[Chart and figure data]
>>>>

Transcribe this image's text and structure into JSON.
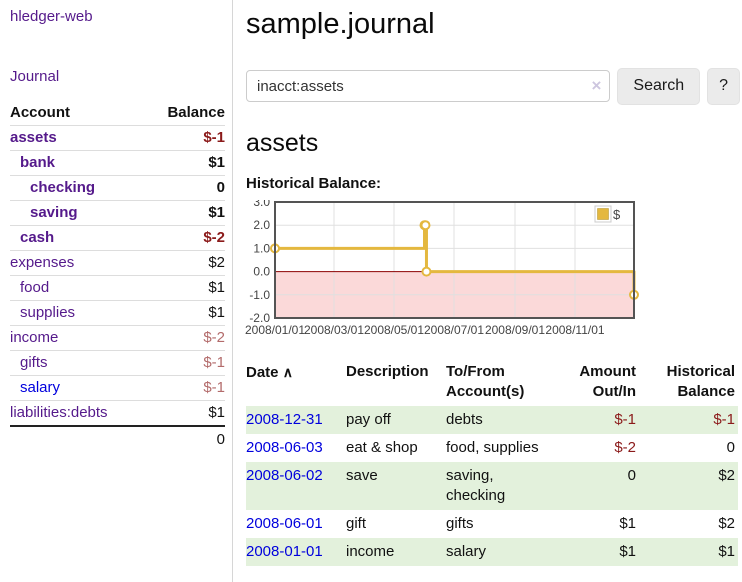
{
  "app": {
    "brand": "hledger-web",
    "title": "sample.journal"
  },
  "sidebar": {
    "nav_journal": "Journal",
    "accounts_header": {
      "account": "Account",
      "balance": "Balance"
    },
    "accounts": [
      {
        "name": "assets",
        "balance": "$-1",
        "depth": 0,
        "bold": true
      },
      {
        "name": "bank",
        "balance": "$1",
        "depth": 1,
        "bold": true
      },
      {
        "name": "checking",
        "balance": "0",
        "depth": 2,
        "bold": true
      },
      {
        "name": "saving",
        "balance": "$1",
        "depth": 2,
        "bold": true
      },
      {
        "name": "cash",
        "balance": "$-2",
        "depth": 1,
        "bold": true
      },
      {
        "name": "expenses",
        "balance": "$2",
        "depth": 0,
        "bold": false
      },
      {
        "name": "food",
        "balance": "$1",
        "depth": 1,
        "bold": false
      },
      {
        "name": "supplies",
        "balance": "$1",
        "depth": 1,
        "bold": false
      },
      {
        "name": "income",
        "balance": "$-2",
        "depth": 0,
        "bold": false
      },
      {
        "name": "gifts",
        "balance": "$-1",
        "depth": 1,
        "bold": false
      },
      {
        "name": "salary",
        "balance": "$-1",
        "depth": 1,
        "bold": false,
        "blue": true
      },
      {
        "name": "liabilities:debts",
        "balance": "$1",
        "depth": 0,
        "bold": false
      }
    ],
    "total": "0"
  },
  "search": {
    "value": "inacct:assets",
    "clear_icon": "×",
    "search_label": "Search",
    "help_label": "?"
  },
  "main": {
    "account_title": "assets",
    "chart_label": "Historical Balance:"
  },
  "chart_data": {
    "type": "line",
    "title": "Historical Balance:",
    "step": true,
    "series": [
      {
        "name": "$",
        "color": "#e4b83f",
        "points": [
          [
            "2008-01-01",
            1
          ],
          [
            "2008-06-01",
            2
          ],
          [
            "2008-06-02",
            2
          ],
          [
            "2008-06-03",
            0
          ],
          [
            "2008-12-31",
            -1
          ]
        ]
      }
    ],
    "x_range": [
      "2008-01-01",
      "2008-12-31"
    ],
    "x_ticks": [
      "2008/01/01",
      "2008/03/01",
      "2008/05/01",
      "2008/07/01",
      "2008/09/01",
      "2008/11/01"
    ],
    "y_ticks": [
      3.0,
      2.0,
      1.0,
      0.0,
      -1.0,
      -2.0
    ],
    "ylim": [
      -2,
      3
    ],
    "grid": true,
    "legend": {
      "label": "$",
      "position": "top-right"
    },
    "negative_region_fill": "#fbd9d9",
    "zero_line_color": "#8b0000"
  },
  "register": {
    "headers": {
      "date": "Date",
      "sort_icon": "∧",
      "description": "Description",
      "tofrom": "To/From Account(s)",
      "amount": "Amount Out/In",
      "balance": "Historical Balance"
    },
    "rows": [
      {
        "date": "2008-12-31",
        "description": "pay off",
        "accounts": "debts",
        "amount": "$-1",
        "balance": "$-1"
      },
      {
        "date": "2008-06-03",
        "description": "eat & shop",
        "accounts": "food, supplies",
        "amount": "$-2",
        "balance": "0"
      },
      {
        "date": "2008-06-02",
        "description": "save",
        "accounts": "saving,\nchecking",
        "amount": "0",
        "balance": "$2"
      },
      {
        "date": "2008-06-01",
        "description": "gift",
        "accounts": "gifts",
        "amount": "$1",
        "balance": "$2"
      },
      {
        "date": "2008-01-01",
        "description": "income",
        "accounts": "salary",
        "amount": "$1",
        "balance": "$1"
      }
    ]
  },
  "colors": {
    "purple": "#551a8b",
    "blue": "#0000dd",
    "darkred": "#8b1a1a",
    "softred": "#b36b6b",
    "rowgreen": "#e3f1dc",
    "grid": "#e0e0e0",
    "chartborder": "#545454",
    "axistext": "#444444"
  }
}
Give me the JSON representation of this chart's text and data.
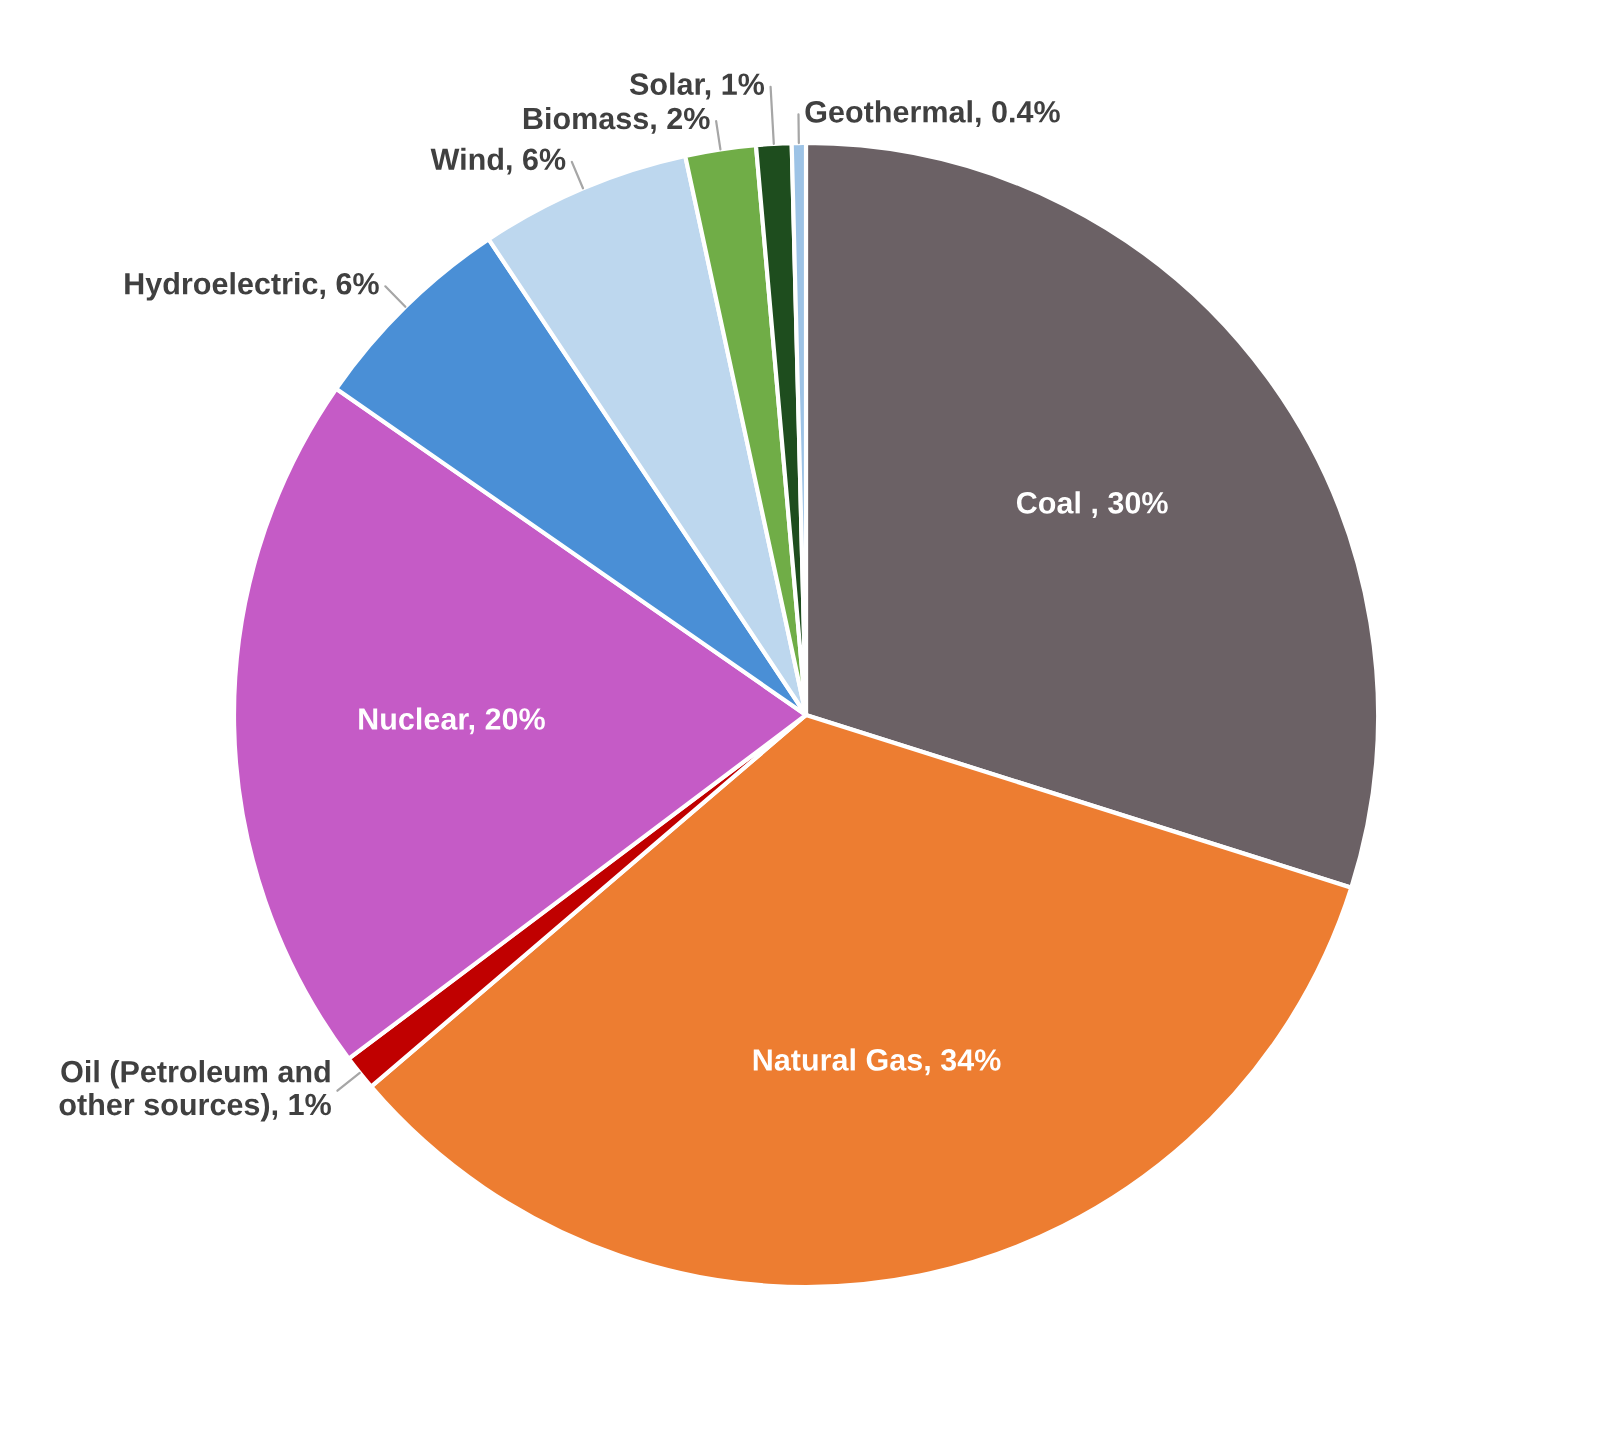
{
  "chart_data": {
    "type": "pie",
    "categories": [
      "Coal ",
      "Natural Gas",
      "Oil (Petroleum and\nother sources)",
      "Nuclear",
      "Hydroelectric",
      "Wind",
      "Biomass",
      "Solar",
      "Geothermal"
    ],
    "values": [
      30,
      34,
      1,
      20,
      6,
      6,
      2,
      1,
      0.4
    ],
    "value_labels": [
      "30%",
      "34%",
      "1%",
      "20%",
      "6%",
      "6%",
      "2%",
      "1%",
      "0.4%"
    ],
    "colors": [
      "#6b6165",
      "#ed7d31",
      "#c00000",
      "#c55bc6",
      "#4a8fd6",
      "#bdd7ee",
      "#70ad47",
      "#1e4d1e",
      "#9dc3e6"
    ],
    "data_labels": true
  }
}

<<<<

__Problem__:
Repeat the entries exactly. Pictures are excluded from the copy.

__Solution to this task__:
Transcribe this image's text and structure into JSON.
{
  "app": {
    "brand": "hledger-web",
    "title": "sample.journal"
  },
  "sidebar": {
    "nav_journal": "Journal",
    "accounts_header": {
      "account": "Account",
      "balance": "Balance"
    },
    "accounts": [
      {
        "name": "assets",
        "balance": "$-1",
        "depth": 0,
        "bold": true
      },
      {
        "name": "bank",
        "balance": "$1",
        "depth": 1,
        "bold": true
      },
      {
        "name": "checking",
        "balance": "0",
        "depth": 2,
        "bold": true
      },
      {
        "name": "saving",
        "balance": "$1",
        "depth": 2,
        "bold": true
      },
      {
        "name": "cash",
        "balance": "$-2",
        "depth": 1,
        "bold": true
      },
      {
        "name": "expenses",
        "balance": "$2",
        "depth": 0,
        "bold": false
      },
      {
        "name": "food",
        "balance": "$1",
        "depth": 1,
        "bold": false
      },
      {
        "name": "supplies",
        "balance": "$1",
        "depth": 1,
        "bold": false
      },
      {
        "name": "income",
        "balance": "$-2",
        "depth": 0,
        "bold": false
      },
      {
        "name": "gifts",
        "balance": "$-1",
        "depth": 1,
        "bold": false
      },
      {
        "name": "salary",
        "balance": "$-1",
        "depth": 1,
        "bold": false,
        "blue": true
      },
      {
        "name": "liabilities:debts",
        "balance": "$1",
        "depth": 0,
        "bold": false
      }
    ],
    "total": "0"
  },
  "search": {
    "value": "inacct:assets",
    "clear_icon": "×",
    "search_label": "Search",
    "help_label": "?"
  },
  "main": {
    "account_title": "assets",
    "chart_label": "Historical Balance:"
  },
  "chart_data": {
    "type": "line",
    "title": "Historical Balance:",
    "step": true,
    "series": [
      {
        "name": "$",
        "color": "#e4b83f",
        "points": [
          [
            "2008-01-01",
            1
          ],
          [
            "2008-06-01",
            2
          ],
          [
            "2008-06-02",
            2
          ],
          [
            "2008-06-03",
            0
          ],
          [
            "2008-12-31",
            -1
          ]
        ]
      }
    ],
    "x_range": [
      "2008-01-01",
      "2008-12-31"
    ],
    "x_ticks": [
      "2008/01/01",
      "2008/03/01",
      "2008/05/01",
      "2008/07/01",
      "2008/09/01",
      "2008/11/01"
    ],
    "y_ticks": [
      3.0,
      2.0,
      1.0,
      0.0,
      -1.0,
      -2.0
    ],
    "ylim": [
      -2,
      3
    ],
    "grid": true,
    "legend": {
      "label": "$",
      "position": "top-right"
    },
    "negative_region_fill": "#fbd9d9",
    "zero_line_color": "#8b0000"
  },
  "register": {
    "headers": {
      "date": "Date",
      "sort_icon": "∧",
      "description": "Description",
      "tofrom": "To/From Account(s)",
      "amount": "Amount Out/In",
      "balance": "Historical Balance"
    },
    "rows": [
      {
        "date": "2008-12-31",
        "description": "pay off",
        "accounts": "debts",
        "amount": "$-1",
        "balance": "$-1"
      },
      {
        "date": "2008-06-03",
        "description": "eat & shop",
        "accounts": "food, supplies",
        "amount": "$-2",
        "balance": "0"
      },
      {
        "date": "2008-06-02",
        "description": "save",
        "accounts": "saving,\nchecking",
        "amount": "0",
        "balance": "$2"
      },
      {
        "date": "2008-06-01",
        "description": "gift",
        "accounts": "gifts",
        "amount": "$1",
        "balance": "$2"
      },
      {
        "date": "2008-01-01",
        "description": "income",
        "accounts": "salary",
        "amount": "$1",
        "balance": "$1"
      }
    ]
  },
  "colors": {
    "purple": "#551a8b",
    "blue": "#0000dd",
    "darkred": "#8b1a1a",
    "softred": "#b36b6b",
    "rowgreen": "#e3f1dc",
    "grid": "#e0e0e0",
    "chartborder": "#545454",
    "axistext": "#444444"
  }
}
Give me the JSON representation of this chart's text and data.
{
  "chart_data": {
    "type": "pie",
    "categories": [
      "Coal ",
      "Natural Gas",
      "Oil (Petroleum and\nother sources)",
      "Nuclear",
      "Hydroelectric",
      "Wind",
      "Biomass",
      "Solar",
      "Geothermal"
    ],
    "values": [
      30,
      34,
      1,
      20,
      6,
      6,
      2,
      1,
      0.4
    ],
    "value_labels": [
      "30%",
      "34%",
      "1%",
      "20%",
      "6%",
      "6%",
      "2%",
      "1%",
      "0.4%"
    ],
    "colors": [
      "#6b6165",
      "#ed7d31",
      "#c00000",
      "#c55bc6",
      "#4a8fd6",
      "#bdd7ee",
      "#70ad47",
      "#1e4d1e",
      "#9dc3e6"
    ],
    "data_labels": true
  }
}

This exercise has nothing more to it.